Filter the entries below, keeping only lines with the word "Film".

▶ [MATERIAL PROVIDED]:
== == ==

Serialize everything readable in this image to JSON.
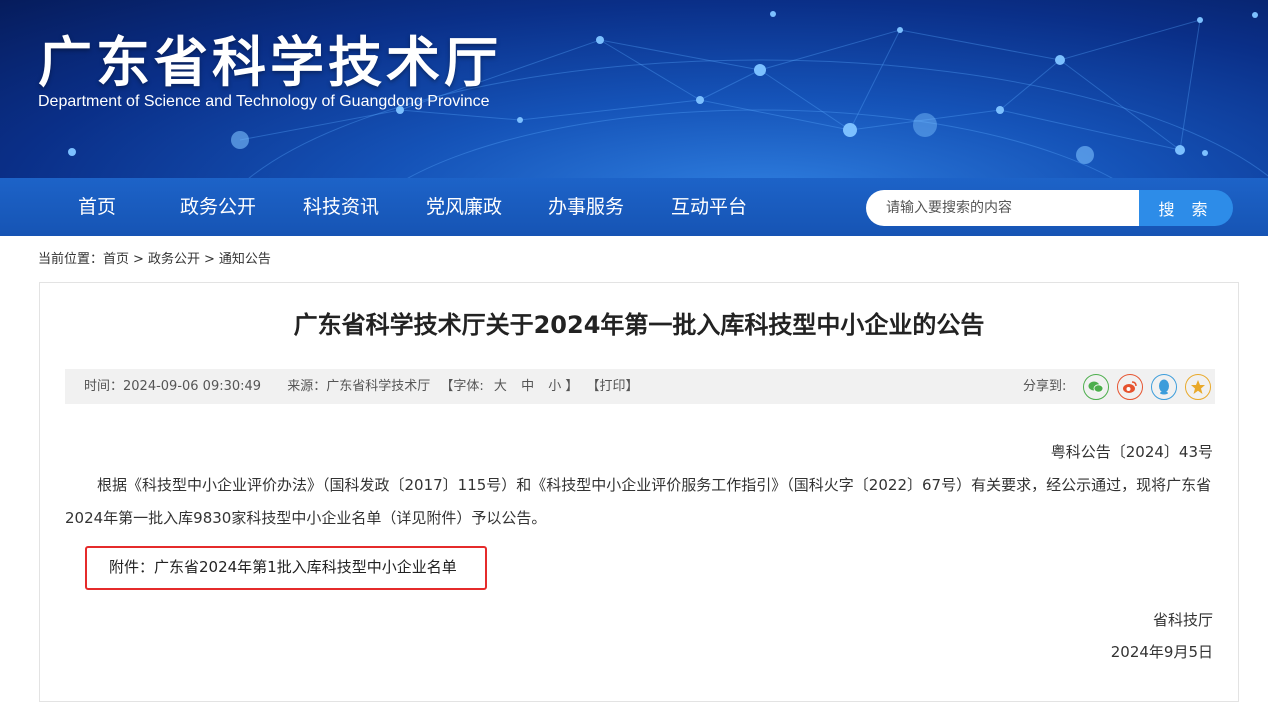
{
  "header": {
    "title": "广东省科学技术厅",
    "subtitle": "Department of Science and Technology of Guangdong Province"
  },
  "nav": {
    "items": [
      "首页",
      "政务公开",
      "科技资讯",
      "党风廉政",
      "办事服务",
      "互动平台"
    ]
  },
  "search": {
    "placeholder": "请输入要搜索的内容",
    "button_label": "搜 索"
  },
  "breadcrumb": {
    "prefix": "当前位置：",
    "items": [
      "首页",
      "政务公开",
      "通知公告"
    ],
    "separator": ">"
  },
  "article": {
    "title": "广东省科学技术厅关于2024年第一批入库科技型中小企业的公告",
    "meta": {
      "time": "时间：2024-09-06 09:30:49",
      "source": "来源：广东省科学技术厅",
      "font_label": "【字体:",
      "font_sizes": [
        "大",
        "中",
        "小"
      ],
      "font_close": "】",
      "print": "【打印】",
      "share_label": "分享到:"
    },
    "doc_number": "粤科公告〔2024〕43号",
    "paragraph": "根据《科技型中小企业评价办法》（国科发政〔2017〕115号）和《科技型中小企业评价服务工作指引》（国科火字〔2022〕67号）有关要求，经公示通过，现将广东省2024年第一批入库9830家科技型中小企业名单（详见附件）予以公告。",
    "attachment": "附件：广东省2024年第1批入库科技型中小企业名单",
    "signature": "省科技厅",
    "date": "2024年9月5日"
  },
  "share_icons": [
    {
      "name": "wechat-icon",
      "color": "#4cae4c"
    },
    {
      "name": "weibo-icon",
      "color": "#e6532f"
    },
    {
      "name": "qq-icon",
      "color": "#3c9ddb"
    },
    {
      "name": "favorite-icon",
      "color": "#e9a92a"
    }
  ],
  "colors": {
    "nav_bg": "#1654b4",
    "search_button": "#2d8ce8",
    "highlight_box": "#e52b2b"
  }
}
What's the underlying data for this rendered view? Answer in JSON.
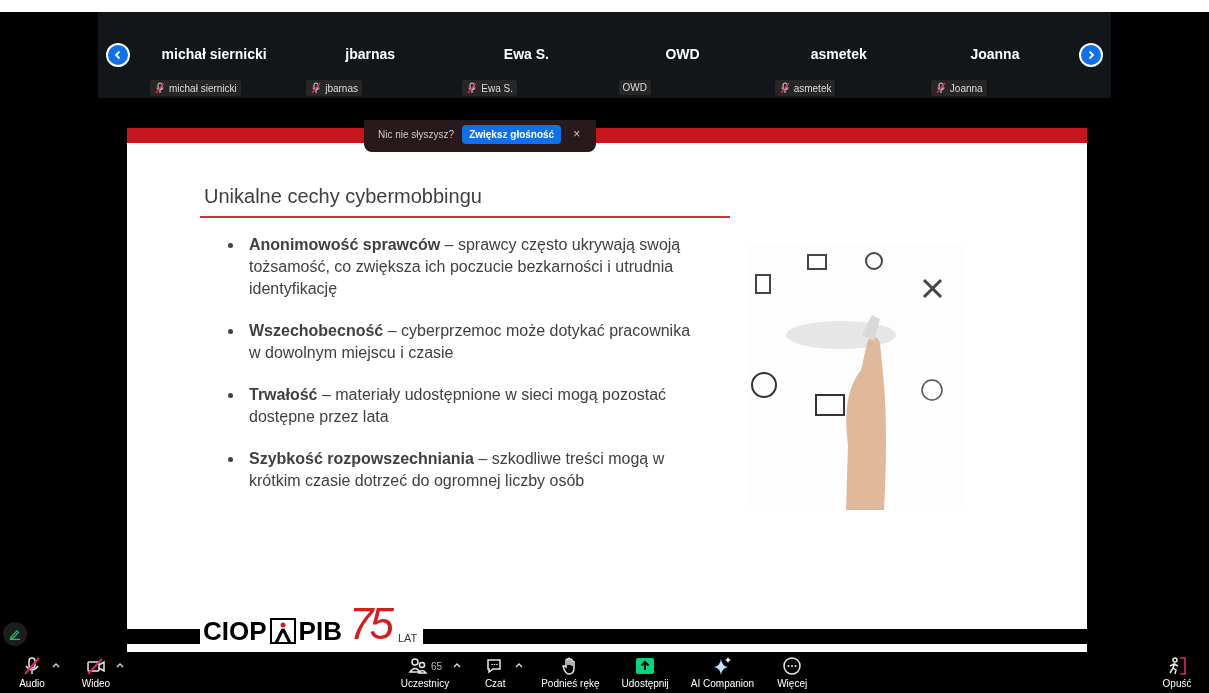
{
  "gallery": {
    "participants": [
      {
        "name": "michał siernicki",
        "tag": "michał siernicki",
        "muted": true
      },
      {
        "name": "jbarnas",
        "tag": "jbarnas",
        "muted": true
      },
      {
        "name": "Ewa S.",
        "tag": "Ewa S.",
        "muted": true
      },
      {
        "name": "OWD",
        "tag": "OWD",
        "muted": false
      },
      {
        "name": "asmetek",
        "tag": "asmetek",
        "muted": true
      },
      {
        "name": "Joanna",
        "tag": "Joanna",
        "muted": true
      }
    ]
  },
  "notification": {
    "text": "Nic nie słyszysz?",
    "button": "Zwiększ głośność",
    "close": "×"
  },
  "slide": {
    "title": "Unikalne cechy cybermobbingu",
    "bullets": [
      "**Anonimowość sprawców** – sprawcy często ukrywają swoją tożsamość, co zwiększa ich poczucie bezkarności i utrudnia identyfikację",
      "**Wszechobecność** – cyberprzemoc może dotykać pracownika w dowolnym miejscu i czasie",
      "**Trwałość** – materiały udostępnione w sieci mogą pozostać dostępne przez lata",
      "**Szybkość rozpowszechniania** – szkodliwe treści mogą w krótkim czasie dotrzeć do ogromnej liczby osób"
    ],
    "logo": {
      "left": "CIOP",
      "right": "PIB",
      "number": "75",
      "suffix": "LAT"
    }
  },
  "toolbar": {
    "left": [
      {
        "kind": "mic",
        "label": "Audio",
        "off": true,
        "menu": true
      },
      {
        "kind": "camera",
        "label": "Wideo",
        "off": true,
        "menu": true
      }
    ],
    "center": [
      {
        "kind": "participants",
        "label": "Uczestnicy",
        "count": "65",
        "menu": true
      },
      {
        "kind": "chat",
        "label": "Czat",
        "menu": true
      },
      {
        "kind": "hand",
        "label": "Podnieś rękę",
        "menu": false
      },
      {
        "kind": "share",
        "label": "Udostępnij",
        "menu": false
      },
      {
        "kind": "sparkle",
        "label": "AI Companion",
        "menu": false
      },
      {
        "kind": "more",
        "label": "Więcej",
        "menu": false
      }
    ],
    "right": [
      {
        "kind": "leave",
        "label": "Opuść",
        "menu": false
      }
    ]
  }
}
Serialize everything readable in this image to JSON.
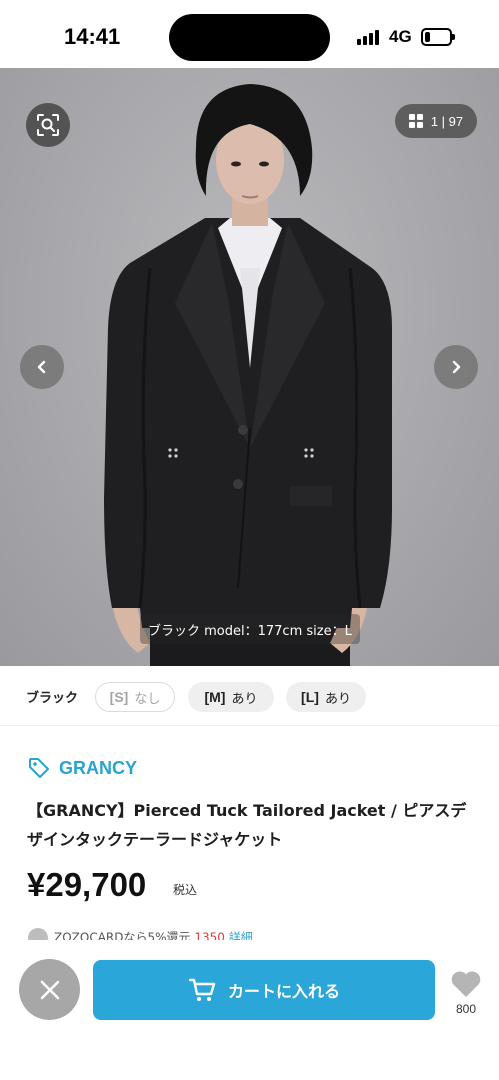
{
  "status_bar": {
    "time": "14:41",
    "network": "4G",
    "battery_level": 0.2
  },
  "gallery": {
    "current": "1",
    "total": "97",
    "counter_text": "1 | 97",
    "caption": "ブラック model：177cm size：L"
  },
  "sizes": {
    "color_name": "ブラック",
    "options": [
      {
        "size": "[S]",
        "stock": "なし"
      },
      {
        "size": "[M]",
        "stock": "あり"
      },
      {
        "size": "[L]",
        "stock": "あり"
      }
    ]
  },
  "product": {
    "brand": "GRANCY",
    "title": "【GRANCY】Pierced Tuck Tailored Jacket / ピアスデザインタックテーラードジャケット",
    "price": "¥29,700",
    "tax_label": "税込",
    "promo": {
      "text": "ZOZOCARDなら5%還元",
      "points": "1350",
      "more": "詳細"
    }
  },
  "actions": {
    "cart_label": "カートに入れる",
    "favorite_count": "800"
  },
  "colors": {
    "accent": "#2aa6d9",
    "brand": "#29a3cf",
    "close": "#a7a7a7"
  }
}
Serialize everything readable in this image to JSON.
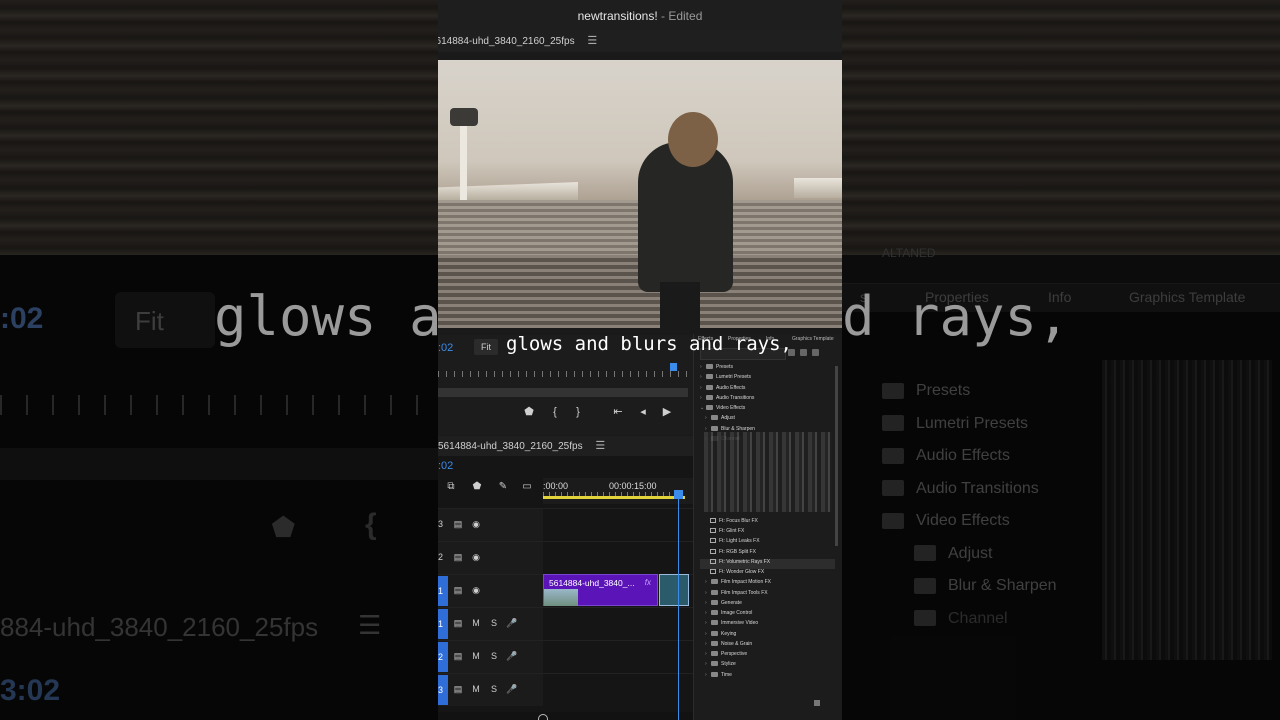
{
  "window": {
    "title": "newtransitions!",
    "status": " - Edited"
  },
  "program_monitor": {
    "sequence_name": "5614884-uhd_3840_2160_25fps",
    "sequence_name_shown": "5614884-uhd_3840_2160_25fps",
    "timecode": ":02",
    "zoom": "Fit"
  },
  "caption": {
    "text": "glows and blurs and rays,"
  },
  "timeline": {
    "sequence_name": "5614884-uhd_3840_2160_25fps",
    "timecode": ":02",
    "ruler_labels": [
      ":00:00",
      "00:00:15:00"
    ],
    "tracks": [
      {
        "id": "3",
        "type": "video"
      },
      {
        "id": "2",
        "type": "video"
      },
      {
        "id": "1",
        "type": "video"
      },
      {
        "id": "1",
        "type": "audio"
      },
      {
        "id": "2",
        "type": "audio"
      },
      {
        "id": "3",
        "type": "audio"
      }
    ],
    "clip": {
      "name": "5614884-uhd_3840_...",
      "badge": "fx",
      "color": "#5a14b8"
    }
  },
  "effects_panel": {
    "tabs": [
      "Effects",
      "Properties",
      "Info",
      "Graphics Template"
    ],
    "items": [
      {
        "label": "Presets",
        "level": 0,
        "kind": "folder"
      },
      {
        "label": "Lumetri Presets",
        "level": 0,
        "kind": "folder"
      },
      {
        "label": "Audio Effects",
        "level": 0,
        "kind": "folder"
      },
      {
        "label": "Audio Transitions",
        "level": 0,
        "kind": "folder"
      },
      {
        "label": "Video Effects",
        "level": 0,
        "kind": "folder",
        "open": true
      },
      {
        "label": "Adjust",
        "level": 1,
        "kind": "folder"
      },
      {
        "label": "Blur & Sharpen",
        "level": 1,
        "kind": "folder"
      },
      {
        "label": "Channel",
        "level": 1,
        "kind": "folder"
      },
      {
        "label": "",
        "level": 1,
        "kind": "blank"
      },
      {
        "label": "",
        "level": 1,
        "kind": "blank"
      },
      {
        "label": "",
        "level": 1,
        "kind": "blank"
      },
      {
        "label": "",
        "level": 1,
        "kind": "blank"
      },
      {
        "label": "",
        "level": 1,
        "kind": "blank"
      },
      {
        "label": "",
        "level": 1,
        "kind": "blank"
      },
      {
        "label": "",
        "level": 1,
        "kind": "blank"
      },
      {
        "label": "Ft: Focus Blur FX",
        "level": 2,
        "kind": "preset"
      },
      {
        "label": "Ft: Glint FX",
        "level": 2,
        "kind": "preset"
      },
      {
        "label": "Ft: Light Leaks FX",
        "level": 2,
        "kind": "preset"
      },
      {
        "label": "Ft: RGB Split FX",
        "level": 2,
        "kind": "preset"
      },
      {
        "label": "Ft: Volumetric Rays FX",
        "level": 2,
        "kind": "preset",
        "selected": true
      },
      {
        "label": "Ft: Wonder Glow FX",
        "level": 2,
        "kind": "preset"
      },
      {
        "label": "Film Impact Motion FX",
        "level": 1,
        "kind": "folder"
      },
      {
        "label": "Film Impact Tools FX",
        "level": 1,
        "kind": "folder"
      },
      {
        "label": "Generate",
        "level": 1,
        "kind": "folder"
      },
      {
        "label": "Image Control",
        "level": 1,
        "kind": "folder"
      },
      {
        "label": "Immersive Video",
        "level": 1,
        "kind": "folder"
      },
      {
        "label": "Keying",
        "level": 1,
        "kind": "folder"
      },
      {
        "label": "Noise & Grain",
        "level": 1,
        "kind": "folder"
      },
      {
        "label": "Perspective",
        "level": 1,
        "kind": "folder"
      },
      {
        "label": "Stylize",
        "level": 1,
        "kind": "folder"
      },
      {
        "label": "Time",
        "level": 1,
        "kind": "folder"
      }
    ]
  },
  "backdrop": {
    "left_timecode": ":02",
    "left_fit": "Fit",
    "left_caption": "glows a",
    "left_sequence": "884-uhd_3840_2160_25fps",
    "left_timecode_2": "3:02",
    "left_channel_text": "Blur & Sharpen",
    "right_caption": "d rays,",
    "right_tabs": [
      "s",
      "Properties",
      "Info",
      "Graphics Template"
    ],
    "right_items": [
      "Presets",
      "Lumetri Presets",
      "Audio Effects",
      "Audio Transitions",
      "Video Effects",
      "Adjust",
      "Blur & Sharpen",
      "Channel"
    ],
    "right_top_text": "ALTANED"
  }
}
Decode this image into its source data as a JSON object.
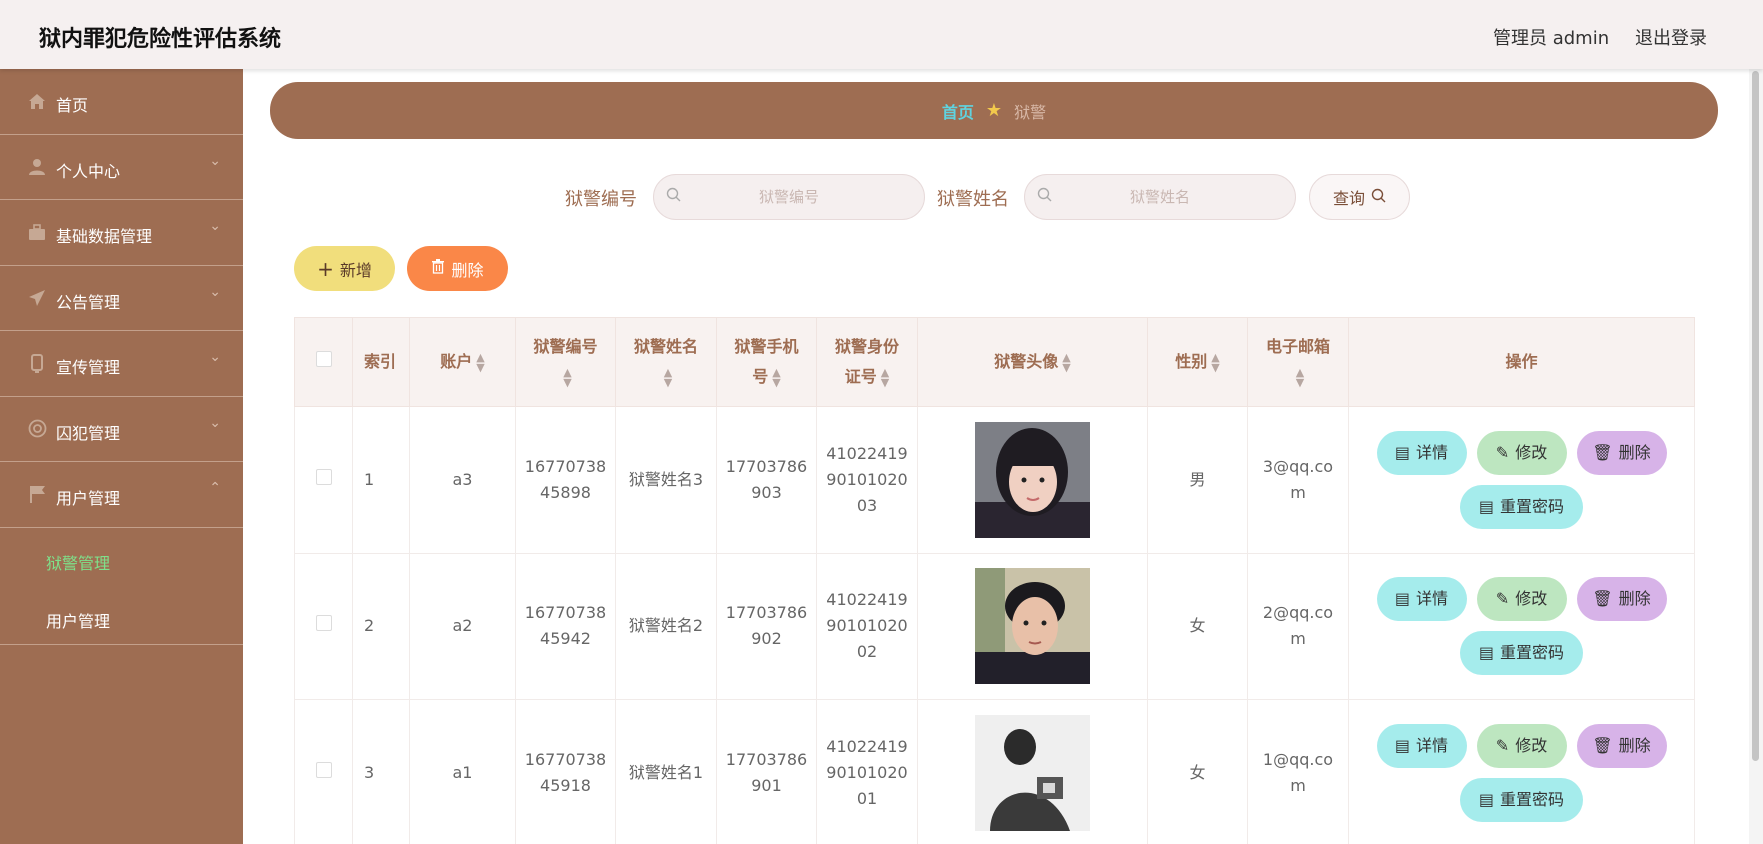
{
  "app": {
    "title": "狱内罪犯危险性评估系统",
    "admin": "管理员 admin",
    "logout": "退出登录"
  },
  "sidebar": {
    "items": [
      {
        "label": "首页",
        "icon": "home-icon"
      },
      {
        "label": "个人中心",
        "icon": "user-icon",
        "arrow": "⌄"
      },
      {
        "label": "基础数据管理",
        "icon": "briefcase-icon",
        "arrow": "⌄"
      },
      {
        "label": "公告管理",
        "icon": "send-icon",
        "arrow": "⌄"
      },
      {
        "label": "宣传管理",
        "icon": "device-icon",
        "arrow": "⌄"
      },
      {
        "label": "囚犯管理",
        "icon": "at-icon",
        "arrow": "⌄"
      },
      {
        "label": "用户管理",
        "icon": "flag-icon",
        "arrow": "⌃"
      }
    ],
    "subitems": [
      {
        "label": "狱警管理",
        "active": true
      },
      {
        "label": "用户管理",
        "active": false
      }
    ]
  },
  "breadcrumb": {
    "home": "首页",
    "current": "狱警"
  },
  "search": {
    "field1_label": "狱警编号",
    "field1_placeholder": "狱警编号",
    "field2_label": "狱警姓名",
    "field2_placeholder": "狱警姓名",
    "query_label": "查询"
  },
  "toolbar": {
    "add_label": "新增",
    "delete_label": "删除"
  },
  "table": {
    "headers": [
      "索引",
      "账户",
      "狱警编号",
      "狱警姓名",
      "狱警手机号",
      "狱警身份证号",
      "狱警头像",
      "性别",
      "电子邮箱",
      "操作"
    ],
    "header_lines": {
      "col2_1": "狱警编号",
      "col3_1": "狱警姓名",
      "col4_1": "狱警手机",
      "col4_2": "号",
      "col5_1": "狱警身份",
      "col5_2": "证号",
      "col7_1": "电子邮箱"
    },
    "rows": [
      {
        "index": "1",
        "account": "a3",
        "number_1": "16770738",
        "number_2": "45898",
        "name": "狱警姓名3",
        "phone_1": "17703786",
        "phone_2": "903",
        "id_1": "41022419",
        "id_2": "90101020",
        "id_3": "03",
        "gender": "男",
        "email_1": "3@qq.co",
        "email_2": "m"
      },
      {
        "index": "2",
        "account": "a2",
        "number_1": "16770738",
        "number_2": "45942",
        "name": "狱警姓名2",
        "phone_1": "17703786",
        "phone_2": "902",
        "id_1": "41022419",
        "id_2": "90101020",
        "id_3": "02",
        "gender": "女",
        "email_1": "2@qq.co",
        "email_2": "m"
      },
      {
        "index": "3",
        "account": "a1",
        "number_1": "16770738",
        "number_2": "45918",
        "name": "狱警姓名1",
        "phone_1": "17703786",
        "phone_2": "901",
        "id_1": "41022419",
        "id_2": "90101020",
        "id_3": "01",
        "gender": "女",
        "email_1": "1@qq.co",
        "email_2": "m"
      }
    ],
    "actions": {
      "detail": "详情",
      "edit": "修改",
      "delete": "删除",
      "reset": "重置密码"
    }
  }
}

== == ==

▶ [SOLUTION FOR THIS PROBLEM]:
        "label": "Film Impact Motion FX",
        "label": "Film Impact Tools FX",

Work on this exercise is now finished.